(Records contained in a dataset)
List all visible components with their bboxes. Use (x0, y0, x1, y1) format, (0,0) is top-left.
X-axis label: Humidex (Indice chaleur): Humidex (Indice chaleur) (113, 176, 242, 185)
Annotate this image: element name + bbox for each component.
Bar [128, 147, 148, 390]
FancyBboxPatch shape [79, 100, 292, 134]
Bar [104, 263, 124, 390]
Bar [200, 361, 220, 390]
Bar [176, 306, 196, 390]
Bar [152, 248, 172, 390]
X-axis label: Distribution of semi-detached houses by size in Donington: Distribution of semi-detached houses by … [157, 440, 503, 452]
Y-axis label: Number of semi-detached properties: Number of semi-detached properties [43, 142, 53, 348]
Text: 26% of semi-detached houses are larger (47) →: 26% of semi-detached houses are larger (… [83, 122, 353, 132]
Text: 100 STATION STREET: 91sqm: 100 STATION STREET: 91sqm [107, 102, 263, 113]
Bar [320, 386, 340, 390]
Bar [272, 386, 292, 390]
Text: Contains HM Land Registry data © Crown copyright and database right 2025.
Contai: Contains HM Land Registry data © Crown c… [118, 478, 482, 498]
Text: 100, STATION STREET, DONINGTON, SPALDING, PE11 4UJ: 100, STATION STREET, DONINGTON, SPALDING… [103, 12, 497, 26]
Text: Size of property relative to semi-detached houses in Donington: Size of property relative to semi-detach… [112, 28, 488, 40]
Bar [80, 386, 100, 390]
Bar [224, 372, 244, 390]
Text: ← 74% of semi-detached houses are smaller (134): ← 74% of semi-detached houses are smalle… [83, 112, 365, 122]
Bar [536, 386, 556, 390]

» **TASK DETAILS**: Copy every entry above word for word.

» **EXERCISE OUTPUT**:
List all visible components with their bboxes. Use (x0, y0, x1, y1) format, (0,0) is top-left.
X-axis label: Humidex (Indice chaleur): Humidex (Indice chaleur) (113, 176, 242, 185)
Annotate this image: element name + bbox for each component.
Bar [128, 147, 148, 390]
FancyBboxPatch shape [79, 100, 292, 134]
Bar [104, 263, 124, 390]
Bar [200, 361, 220, 390]
Bar [176, 306, 196, 390]
Bar [152, 248, 172, 390]
X-axis label: Distribution of semi-detached houses by size in Donington: Distribution of semi-detached houses by … [157, 440, 503, 452]
Y-axis label: Number of semi-detached properties: Number of semi-detached properties [43, 142, 53, 348]
Text: 26% of semi-detached houses are larger (47) →: 26% of semi-detached houses are larger (… [83, 122, 353, 132]
Text: 100 STATION STREET: 91sqm: 100 STATION STREET: 91sqm [107, 102, 263, 113]
Bar [320, 386, 340, 390]
Bar [272, 386, 292, 390]
Text: Contains HM Land Registry data © Crown copyright and database right 2025.
Contai: Contains HM Land Registry data © Crown c… [118, 478, 482, 498]
Text: 100, STATION STREET, DONINGTON, SPALDING, PE11 4UJ: 100, STATION STREET, DONINGTON, SPALDING… [103, 12, 497, 26]
Text: Size of property relative to semi-detached houses in Donington: Size of property relative to semi-detach… [112, 28, 488, 40]
Bar [80, 386, 100, 390]
Bar [224, 372, 244, 390]
Text: ← 74% of semi-detached houses are smaller (134): ← 74% of semi-detached houses are smalle… [83, 112, 365, 122]
Bar [536, 386, 556, 390]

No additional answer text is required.